Extracted records:
::::
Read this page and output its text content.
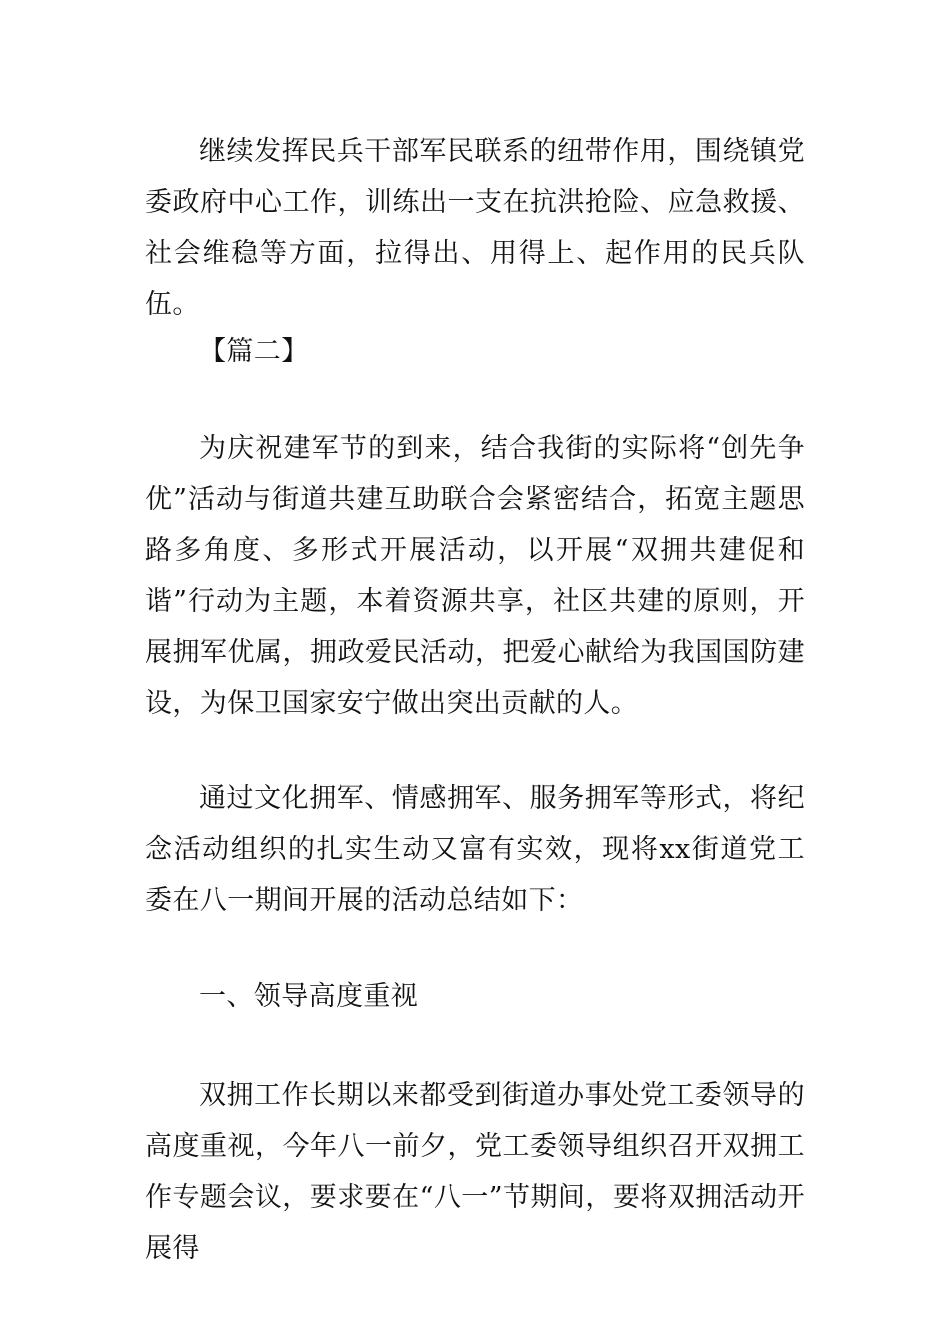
继续发挥民兵干部军民联系的纽带作用，围绕镇党委政府中心工作，训练出一支在抗洪抢险、应急救援、社会维稳等方面，拉得出、用得上、起作用的民兵队伍。

【篇二】

为庆祝建军节的到来，结合我街的实际将“创先争优”活动与街道共建互助联合会紧密结合，拓宽主题思路多角度、多形式开展活动，以开展“双拥共建促和谐”行动为主题，本着资源共享，社区共建的原则，开展拥军优属，拥政爱民活动，把爱心献给为我国国防建设，为保卫国家安宁做出突出贡献的人。

通过文化拥军、情感拥军、服务拥军等形式，将纪念活动组织的扎实生动又富有实效，现将xx街道党工委在八一期间开展的活动总结如下：

一、领导高度重视

双拥工作长期以来都受到街道办事处党工委领导的高度重视，今年八一前夕，党工委领导组织召开双拥工作专题会议，要求要在“八一”节期间，要将双拥活动开展得
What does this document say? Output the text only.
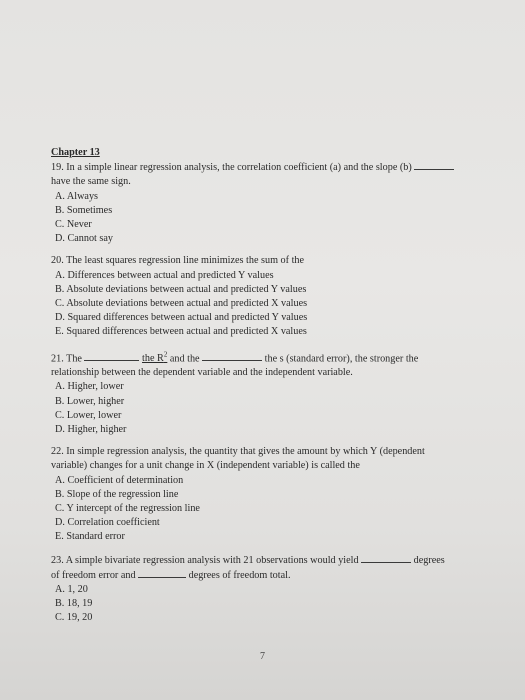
Chapter 13
19. In a simple linear regression analysis, the correlation coefficient (a) and the slope (b)
have the same sign.
A. Always
B. Sometimes
C. Never
D. Cannot say
20. The least squares regression line minimizes the sum of the
A. Differences between actual and predicted Y values
B. Absolute deviations between actual and predicted Y values
C. Absolute deviations between actual and predicted X values
D. Squared differences between actual and predicted Y values
E. Squared differences between actual and predicted X values
21. The	the $R^2$ and the	the s (standard error), the stronger the
relationship between the dependent variable and the independent variable.
A. Higher, lower
B. Lower, higher
C. Lower, lower
D. Higher, higher
22. In simple regression analysis, the quantity that gives the amount by which Y (dependent
variable) changes for a unit change in X (independent variable) is called the
A. Coefficient of determination
B. Slope of the regression line
C. Y intercept of the regression line
D. Correlation coefficient
E. Standard error
23. A simple bivariate regression analysis with 21 observations would yield	degrees
of freedom error and	degrees of freedom total.
A. 1, 20
B. 18, 19
C. 19, 20
7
::::
- **GIVEN INSTRUCTION**
List every line from the entries above in which "degrees" appears.

- **FINISHED EXERCISE**
23. A simple bivariate regression analysis with 21 observations would yield	degrees
of freedom error and	degrees of freedom total.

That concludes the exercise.